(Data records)
○ ○ ○ ○ ○ ○ ○

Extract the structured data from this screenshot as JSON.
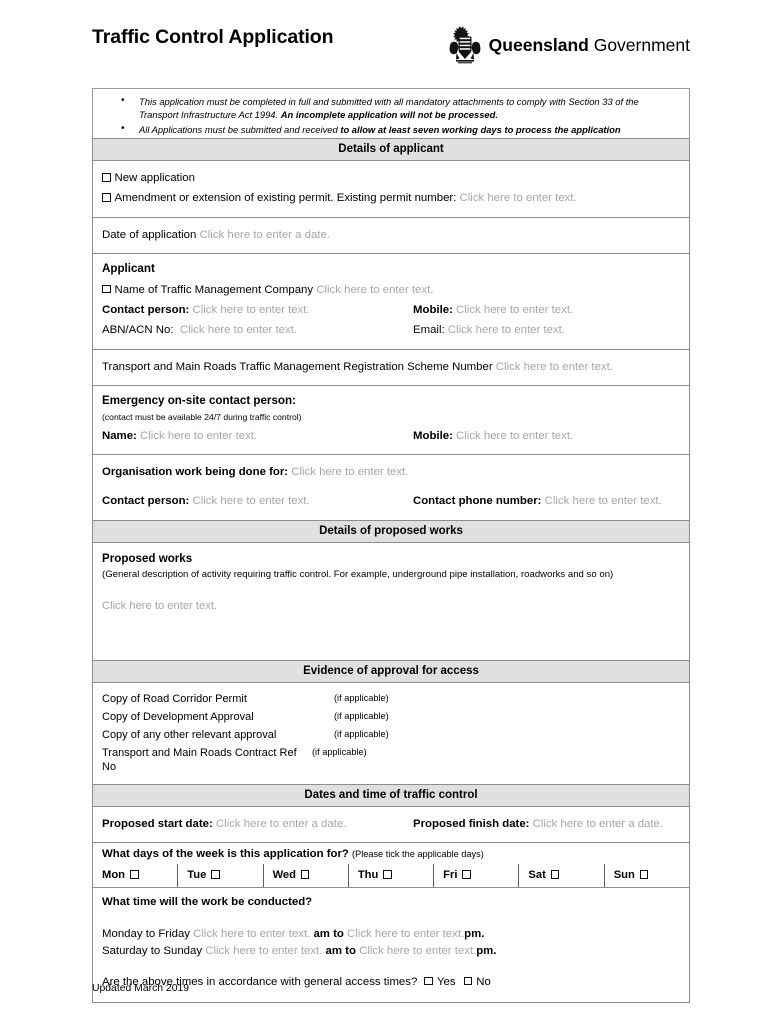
{
  "header": {
    "title": "Traffic Control Application",
    "logo": {
      "crest_alt": "queensland-state-crest",
      "word_bold": "Queensland",
      "word_light": " Government"
    }
  },
  "notice": {
    "bullets": [
      {
        "plain_1": "This application must be completed in full and submitted with all mandatory attachments to comply with Section 33 of the Transport Infrastructure Act 1994. ",
        "bold": "An incomplete application will not be processed.",
        "plain_2": ""
      },
      {
        "plain_1": "All Applications must be submitted and received ",
        "bold": "to allow at least seven working days to process the application",
        "plain_2": ""
      }
    ]
  },
  "placeholders": {
    "text": "Click here to enter text.",
    "date": "Click here to enter a date."
  },
  "sections": {
    "applicant_header": "Details of applicant",
    "proposed_works_header": "Details of proposed works",
    "evidence_header": "Evidence of approval for access",
    "dates_header": "Dates and time of traffic control"
  },
  "applicant": {
    "new_application_label": "New application",
    "amendment_label": "Amendment or extension of existing permit. Existing permit number:",
    "amendment_value": "Click here to enter text.",
    "date_of_application_label": "Date of application",
    "date_of_application_value": "Click here to enter a date.",
    "subheading": "Applicant",
    "company_label": "Name of Traffic Management Company",
    "company_value": "Click here to enter text.",
    "contact_person_label": "Contact person:",
    "contact_person_value": "Click here to enter text.",
    "mobile_label": "Mobile:",
    "mobile_value": "Click here to enter text.",
    "abn_label": "ABN/ACN No:",
    "abn_value": "Click here to enter text.",
    "email_label": "Email:",
    "email_value": "Click here to enter text.",
    "tmr_scheme_label": "Transport and Main Roads Traffic Management Registration Scheme Number",
    "tmr_scheme_value": "Click here to enter text."
  },
  "emergency": {
    "heading": "Emergency on-site contact person:",
    "note": "(contact must be available 24/7 during traffic control)",
    "name_label": "Name:",
    "name_value": "Click here to enter text.",
    "mobile_label": "Mobile:",
    "mobile_value": "Click here to enter text."
  },
  "organisation": {
    "label": "Organisation work being done for:",
    "value": "Click here to enter text.",
    "contact_person_label": "Contact person:",
    "contact_person_value": "Click here to enter text.",
    "contact_phone_label": "Contact phone number:",
    "contact_phone_value": "Click here to enter text."
  },
  "proposed_works": {
    "title": "Proposed works",
    "description": "(General description of activity requiring traffic control. For example, underground pipe installation, roadworks and so on)",
    "value": "Click here to enter text."
  },
  "evidence": {
    "items": [
      {
        "name": "Copy of Road Corridor Permit",
        "note": "(if applicable)"
      },
      {
        "name": "Copy of Development Approval",
        "note": "(if applicable)"
      },
      {
        "name": "Copy of any other relevant approval",
        "note": "(if applicable)"
      },
      {
        "name": "Transport and Main Roads Contract Ref No",
        "note": "(if applicable)"
      }
    ]
  },
  "dates": {
    "start_label": "Proposed start date:",
    "start_value": "Click here to enter a date.",
    "finish_label": "Proposed finish date:",
    "finish_value": "Click here to enter a date."
  },
  "days_of_week": {
    "question": "What days of the week is this application for?",
    "note": "(Please tick the applicable days)",
    "days": [
      "Mon",
      "Tue",
      "Wed",
      "Thu",
      "Fri",
      "Sat",
      "Sun"
    ]
  },
  "work_time": {
    "question": "What time will the work be conducted?",
    "weekday_label": "Monday to Friday",
    "weekday_from_value": "Click here to enter text.",
    "weekday_am_to": "am to",
    "weekday_to_value": "Click here to enter text.",
    "weekday_pm": "pm.",
    "weekend_label": "Saturday to Sunday",
    "weekend_from_value": "Click here to enter text.",
    "weekend_am_to": "am to",
    "weekend_to_value": "Click here to enter text.",
    "weekend_pm": "pm.",
    "access_question": "Are the above times in accordance with general access times?",
    "yes_label": "Yes",
    "no_label": "No"
  },
  "footer": {
    "updated": "Updated March 2019"
  }
}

○ ○ ○ ○ ○ ○ ○

Extract the full listing above verbatim; pictures are to be left out of the copy.

Written answer:
Extract the structured data from this screenshot as JSON.
{
  "header": {
    "title": "Traffic Control Application",
    "logo": {
      "crest_alt": "queensland-state-crest",
      "word_bold": "Queensland",
      "word_light": " Government"
    }
  },
  "notice": {
    "bullets": [
      {
        "plain_1": "This application must be completed in full and submitted with all mandatory attachments to comply with Section 33 of the Transport Infrastructure Act 1994. ",
        "bold": "An incomplete application will not be processed.",
        "plain_2": ""
      },
      {
        "plain_1": "All Applications must be submitted and received ",
        "bold": "to allow at least seven working days to process the application",
        "plain_2": ""
      }
    ]
  },
  "placeholders": {
    "text": "Click here to enter text.",
    "date": "Click here to enter a date."
  },
  "sections": {
    "applicant_header": "Details of applicant",
    "proposed_works_header": "Details of proposed works",
    "evidence_header": "Evidence of approval for access",
    "dates_header": "Dates and time of traffic control"
  },
  "applicant": {
    "new_application_label": "New application",
    "amendment_label": "Amendment or extension of existing permit. Existing permit number:",
    "amendment_value": "Click here to enter text.",
    "date_of_application_label": "Date of application",
    "date_of_application_value": "Click here to enter a date.",
    "subheading": "Applicant",
    "company_label": "Name of Traffic Management Company",
    "company_value": "Click here to enter text.",
    "contact_person_label": "Contact person:",
    "contact_person_value": "Click here to enter text.",
    "mobile_label": "Mobile:",
    "mobile_value": "Click here to enter text.",
    "abn_label": "ABN/ACN No:",
    "abn_value": "Click here to enter text.",
    "email_label": "Email:",
    "email_value": "Click here to enter text.",
    "tmr_scheme_label": "Transport and Main Roads Traffic Management Registration Scheme Number",
    "tmr_scheme_value": "Click here to enter text."
  },
  "emergency": {
    "heading": "Emergency on-site contact person:",
    "note": "(contact must be available 24/7 during traffic control)",
    "name_label": "Name:",
    "name_value": "Click here to enter text.",
    "mobile_label": "Mobile:",
    "mobile_value": "Click here to enter text."
  },
  "organisation": {
    "label": "Organisation work being done for:",
    "value": "Click here to enter text.",
    "contact_person_label": "Contact person:",
    "contact_person_value": "Click here to enter text.",
    "contact_phone_label": "Contact phone number:",
    "contact_phone_value": "Click here to enter text."
  },
  "proposed_works": {
    "title": "Proposed works",
    "description": "(General description of activity requiring traffic control. For example, underground pipe installation, roadworks and so on)",
    "value": "Click here to enter text."
  },
  "evidence": {
    "items": [
      {
        "name": "Copy of Road Corridor Permit",
        "note": "(if applicable)"
      },
      {
        "name": "Copy of Development Approval",
        "note": "(if applicable)"
      },
      {
        "name": "Copy of any other relevant approval",
        "note": "(if applicable)"
      },
      {
        "name": "Transport and Main Roads Contract Ref No",
        "note": "(if applicable)"
      }
    ]
  },
  "dates": {
    "start_label": "Proposed start date:",
    "start_value": "Click here to enter a date.",
    "finish_label": "Proposed finish date:",
    "finish_value": "Click here to enter a date."
  },
  "days_of_week": {
    "question": "What days of the week is this application for?",
    "note": "(Please tick the applicable days)",
    "days": [
      "Mon",
      "Tue",
      "Wed",
      "Thu",
      "Fri",
      "Sat",
      "Sun"
    ]
  },
  "work_time": {
    "question": "What time will the work be conducted?",
    "weekday_label": "Monday to Friday",
    "weekday_from_value": "Click here to enter text.",
    "weekday_am_to": "am to",
    "weekday_to_value": "Click here to enter text.",
    "weekday_pm": "pm.",
    "weekend_label": "Saturday to Sunday",
    "weekend_from_value": "Click here to enter text.",
    "weekend_am_to": "am to",
    "weekend_to_value": "Click here to enter text.",
    "weekend_pm": "pm.",
    "access_question": "Are the above times in accordance with general access times?",
    "yes_label": "Yes",
    "no_label": "No"
  },
  "footer": {
    "updated": "Updated March 2019"
  }
}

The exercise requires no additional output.